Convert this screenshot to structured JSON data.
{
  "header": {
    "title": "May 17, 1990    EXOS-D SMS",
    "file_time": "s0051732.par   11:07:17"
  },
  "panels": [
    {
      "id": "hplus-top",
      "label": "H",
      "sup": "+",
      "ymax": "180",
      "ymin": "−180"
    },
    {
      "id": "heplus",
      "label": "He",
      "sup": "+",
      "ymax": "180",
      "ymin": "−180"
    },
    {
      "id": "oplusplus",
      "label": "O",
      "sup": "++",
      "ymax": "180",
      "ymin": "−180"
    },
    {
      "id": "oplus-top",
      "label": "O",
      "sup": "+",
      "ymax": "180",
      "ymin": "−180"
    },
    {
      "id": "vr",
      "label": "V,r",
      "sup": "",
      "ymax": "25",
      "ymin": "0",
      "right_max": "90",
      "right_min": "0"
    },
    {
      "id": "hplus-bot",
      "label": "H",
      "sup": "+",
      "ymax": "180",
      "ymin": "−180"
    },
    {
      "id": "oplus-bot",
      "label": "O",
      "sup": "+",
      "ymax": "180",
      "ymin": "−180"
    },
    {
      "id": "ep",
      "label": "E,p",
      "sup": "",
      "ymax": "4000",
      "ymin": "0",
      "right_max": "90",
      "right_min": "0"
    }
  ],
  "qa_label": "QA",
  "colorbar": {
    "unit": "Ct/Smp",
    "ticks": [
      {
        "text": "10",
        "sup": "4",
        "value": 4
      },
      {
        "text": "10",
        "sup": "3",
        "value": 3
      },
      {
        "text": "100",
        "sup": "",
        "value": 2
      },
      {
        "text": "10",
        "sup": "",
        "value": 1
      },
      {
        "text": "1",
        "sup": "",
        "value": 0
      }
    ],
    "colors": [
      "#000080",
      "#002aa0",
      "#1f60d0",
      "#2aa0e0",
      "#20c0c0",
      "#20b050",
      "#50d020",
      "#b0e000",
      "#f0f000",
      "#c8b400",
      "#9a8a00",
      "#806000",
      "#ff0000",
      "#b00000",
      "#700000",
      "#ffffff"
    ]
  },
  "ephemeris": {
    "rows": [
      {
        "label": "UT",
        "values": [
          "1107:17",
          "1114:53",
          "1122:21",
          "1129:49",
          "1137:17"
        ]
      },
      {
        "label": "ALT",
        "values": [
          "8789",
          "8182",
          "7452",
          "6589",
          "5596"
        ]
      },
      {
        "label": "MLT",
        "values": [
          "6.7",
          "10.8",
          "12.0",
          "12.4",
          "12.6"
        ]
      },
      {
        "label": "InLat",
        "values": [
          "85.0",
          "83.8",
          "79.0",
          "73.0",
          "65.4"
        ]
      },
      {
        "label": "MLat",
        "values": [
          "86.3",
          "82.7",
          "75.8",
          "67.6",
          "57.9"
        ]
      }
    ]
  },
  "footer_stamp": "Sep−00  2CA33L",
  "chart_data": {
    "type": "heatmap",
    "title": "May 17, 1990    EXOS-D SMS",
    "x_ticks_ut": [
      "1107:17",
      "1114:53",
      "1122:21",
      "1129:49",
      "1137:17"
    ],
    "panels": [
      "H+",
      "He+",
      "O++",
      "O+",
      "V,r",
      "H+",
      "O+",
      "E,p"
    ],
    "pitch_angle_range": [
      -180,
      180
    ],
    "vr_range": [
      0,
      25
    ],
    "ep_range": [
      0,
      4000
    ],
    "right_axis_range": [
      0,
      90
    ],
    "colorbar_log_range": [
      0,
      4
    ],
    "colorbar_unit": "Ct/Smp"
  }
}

> _YOUR TASK_: Nothing in the listing may be changed; retype it all exactly.

> _ANSWER IN FULL_:
Convert this screenshot to structured JSON data.
{
  "header": {
    "title": "May 17, 1990    EXOS-D SMS",
    "file_time": "s0051732.par   11:07:17"
  },
  "panels": [
    {
      "id": "hplus-top",
      "label": "H",
      "sup": "+",
      "ymax": "180",
      "ymin": "−180"
    },
    {
      "id": "heplus",
      "label": "He",
      "sup": "+",
      "ymax": "180",
      "ymin": "−180"
    },
    {
      "id": "oplusplus",
      "label": "O",
      "sup": "++",
      "ymax": "180",
      "ymin": "−180"
    },
    {
      "id": "oplus-top",
      "label": "O",
      "sup": "+",
      "ymax": "180",
      "ymin": "−180"
    },
    {
      "id": "vr",
      "label": "V,r",
      "sup": "",
      "ymax": "25",
      "ymin": "0",
      "right_max": "90",
      "right_min": "0"
    },
    {
      "id": "hplus-bot",
      "label": "H",
      "sup": "+",
      "ymax": "180",
      "ymin": "−180"
    },
    {
      "id": "oplus-bot",
      "label": "O",
      "sup": "+",
      "ymax": "180",
      "ymin": "−180"
    },
    {
      "id": "ep",
      "label": "E,p",
      "sup": "",
      "ymax": "4000",
      "ymin": "0",
      "right_max": "90",
      "right_min": "0"
    }
  ],
  "qa_label": "QA",
  "colorbar": {
    "unit": "Ct/Smp",
    "ticks": [
      {
        "text": "10",
        "sup": "4",
        "value": 4
      },
      {
        "text": "10",
        "sup": "3",
        "value": 3
      },
      {
        "text": "100",
        "sup": "",
        "value": 2
      },
      {
        "text": "10",
        "sup": "",
        "value": 1
      },
      {
        "text": "1",
        "sup": "",
        "value": 0
      }
    ],
    "colors": [
      "#000080",
      "#002aa0",
      "#1f60d0",
      "#2aa0e0",
      "#20c0c0",
      "#20b050",
      "#50d020",
      "#b0e000",
      "#f0f000",
      "#c8b400",
      "#9a8a00",
      "#806000",
      "#ff0000",
      "#b00000",
      "#700000",
      "#ffffff"
    ]
  },
  "ephemeris": {
    "rows": [
      {
        "label": "UT",
        "values": [
          "1107:17",
          "1114:53",
          "1122:21",
          "1129:49",
          "1137:17"
        ]
      },
      {
        "label": "ALT",
        "values": [
          "8789",
          "8182",
          "7452",
          "6589",
          "5596"
        ]
      },
      {
        "label": "MLT",
        "values": [
          "6.7",
          "10.8",
          "12.0",
          "12.4",
          "12.6"
        ]
      },
      {
        "label": "InLat",
        "values": [
          "85.0",
          "83.8",
          "79.0",
          "73.0",
          "65.4"
        ]
      },
      {
        "label": "MLat",
        "values": [
          "86.3",
          "82.7",
          "75.8",
          "67.6",
          "57.9"
        ]
      }
    ]
  },
  "footer_stamp": "Sep−00  2CA33L",
  "chart_data": {
    "type": "heatmap",
    "title": "May 17, 1990    EXOS-D SMS",
    "x_ticks_ut": [
      "1107:17",
      "1114:53",
      "1122:21",
      "1129:49",
      "1137:17"
    ],
    "panels": [
      "H+",
      "He+",
      "O++",
      "O+",
      "V,r",
      "H+",
      "O+",
      "E,p"
    ],
    "pitch_angle_range": [
      -180,
      180
    ],
    "vr_range": [
      0,
      25
    ],
    "ep_range": [
      0,
      4000
    ],
    "right_axis_range": [
      0,
      90
    ],
    "colorbar_log_range": [
      0,
      4
    ],
    "colorbar_unit": "Ct/Smp"
  }
}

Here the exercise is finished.